Find the line containing "What does this". Retype it and every later line of the records exactly, leaving out pictures.

--- start of Records supplied ---

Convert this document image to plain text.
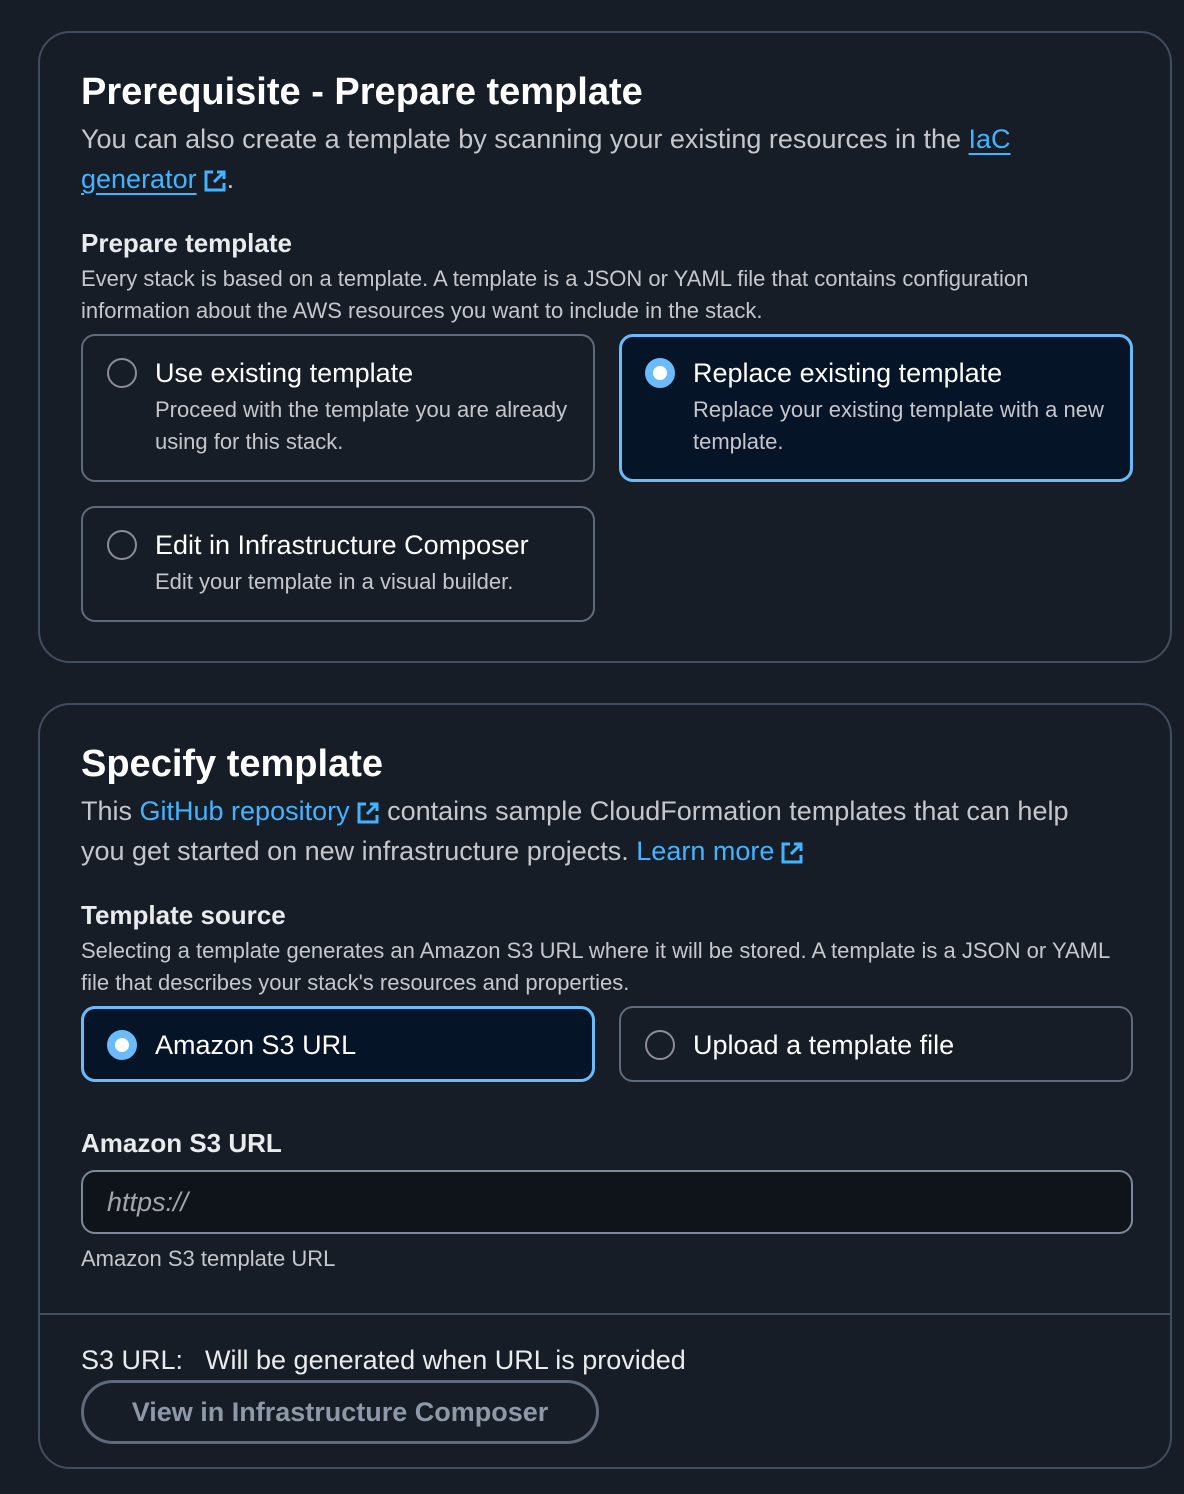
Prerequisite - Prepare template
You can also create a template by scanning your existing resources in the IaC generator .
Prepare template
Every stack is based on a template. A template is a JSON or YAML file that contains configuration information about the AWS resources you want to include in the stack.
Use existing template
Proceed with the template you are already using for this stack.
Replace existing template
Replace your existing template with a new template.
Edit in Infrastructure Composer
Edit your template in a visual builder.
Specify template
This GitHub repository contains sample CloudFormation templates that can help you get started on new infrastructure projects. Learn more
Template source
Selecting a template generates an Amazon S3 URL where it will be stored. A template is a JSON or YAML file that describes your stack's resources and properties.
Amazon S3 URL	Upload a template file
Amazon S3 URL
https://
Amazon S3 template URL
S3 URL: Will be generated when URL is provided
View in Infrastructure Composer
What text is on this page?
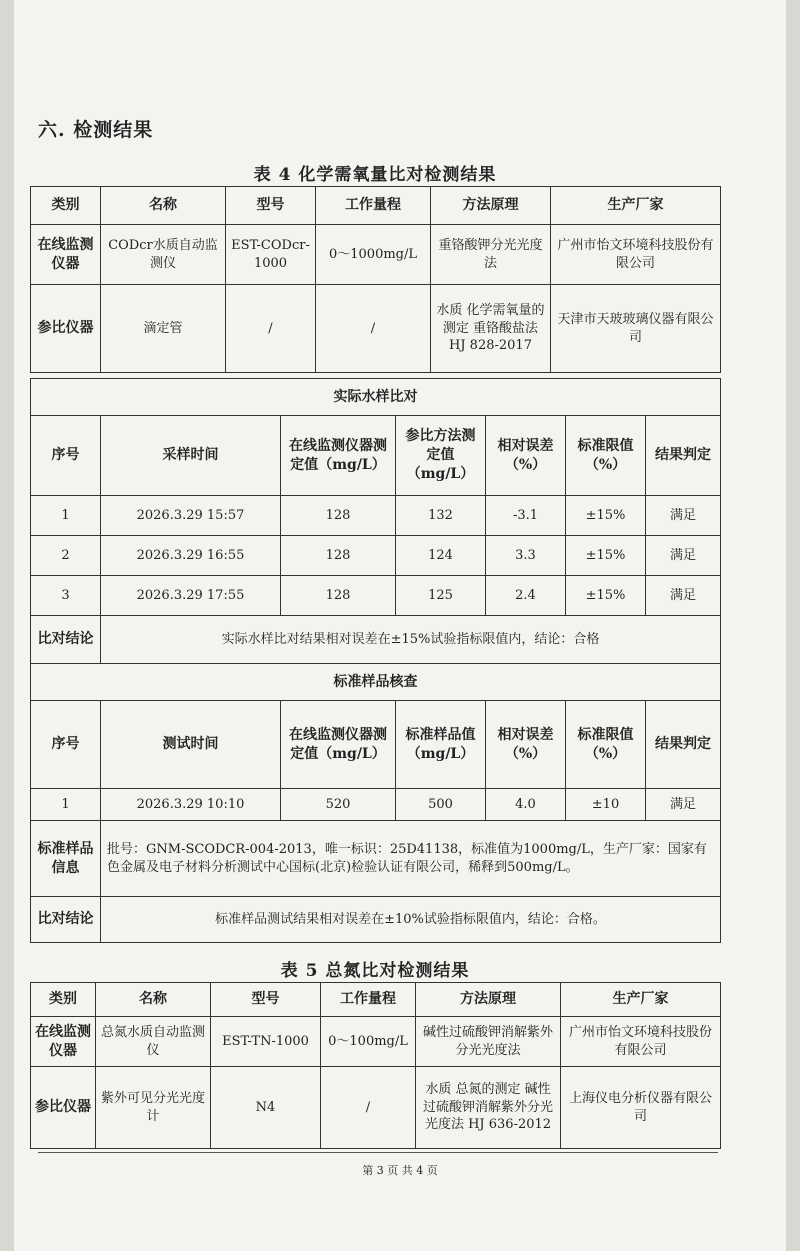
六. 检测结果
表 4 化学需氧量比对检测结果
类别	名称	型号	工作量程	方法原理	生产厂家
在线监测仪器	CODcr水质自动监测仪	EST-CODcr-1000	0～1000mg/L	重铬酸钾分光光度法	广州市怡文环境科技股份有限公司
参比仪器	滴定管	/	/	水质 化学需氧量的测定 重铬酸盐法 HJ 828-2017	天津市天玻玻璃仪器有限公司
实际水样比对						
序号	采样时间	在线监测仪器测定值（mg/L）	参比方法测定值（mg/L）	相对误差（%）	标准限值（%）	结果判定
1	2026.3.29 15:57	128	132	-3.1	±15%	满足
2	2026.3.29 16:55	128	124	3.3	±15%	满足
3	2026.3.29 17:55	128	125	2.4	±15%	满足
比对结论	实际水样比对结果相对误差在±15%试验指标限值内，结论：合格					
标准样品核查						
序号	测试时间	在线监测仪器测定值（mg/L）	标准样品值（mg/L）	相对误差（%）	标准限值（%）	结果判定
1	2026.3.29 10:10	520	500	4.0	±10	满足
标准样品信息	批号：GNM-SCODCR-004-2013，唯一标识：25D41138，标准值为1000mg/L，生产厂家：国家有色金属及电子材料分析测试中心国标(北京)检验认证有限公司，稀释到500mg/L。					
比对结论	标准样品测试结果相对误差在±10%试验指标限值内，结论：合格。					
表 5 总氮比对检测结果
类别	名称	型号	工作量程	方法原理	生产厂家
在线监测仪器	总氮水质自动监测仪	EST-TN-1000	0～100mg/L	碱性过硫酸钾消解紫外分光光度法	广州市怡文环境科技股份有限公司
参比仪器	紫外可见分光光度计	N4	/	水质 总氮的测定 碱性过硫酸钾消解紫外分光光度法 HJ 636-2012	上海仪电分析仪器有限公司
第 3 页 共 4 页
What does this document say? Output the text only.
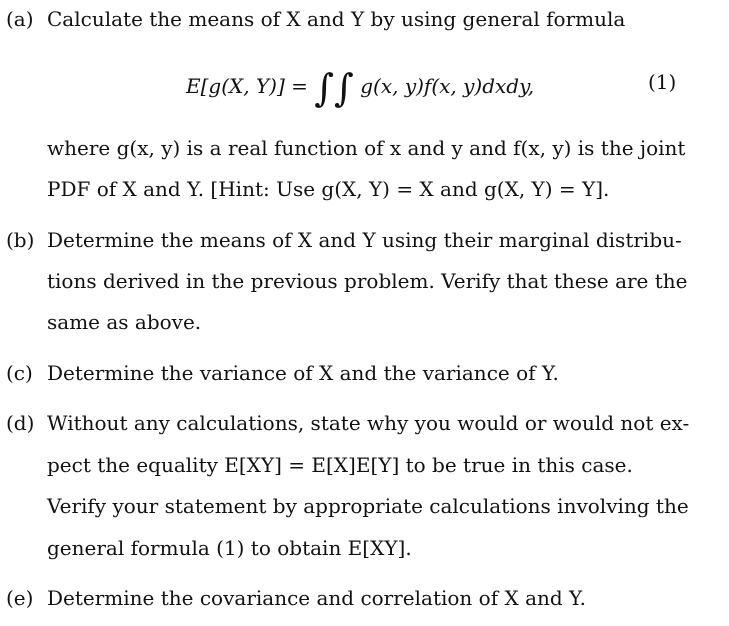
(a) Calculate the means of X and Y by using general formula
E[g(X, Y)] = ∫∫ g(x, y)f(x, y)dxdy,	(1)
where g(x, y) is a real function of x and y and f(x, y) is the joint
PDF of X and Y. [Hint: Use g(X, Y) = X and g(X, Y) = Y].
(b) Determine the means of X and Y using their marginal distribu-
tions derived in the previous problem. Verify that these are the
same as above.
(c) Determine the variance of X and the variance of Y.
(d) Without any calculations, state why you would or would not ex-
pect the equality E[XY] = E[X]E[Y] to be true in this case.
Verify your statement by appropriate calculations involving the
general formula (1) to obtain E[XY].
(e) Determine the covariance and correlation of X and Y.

--- end of Records supplied ---

» Response:
What does this document say? Output the text only.
(a) Calculate the means of X and Y by using general formula
E[g(X, Y)] = ∫∫ g(x, y)f(x, y)dxdy,	(1)
where g(x, y) is a real function of x and y and f(x, y) is the joint
PDF of X and Y. [Hint: Use g(X, Y) = X and g(X, Y) = Y].
(b) Determine the means of X and Y using their marginal distribu-
tions derived in the previous problem. Verify that these are the
same as above.
(c) Determine the variance of X and the variance of Y.
(d) Without any calculations, state why you would or would not ex-
pect the equality E[XY] = E[X]E[Y] to be true in this case.
Verify your statement by appropriate calculations involving the
general formula (1) to obtain E[XY].
(e) Determine the covariance and correlation of X and Y.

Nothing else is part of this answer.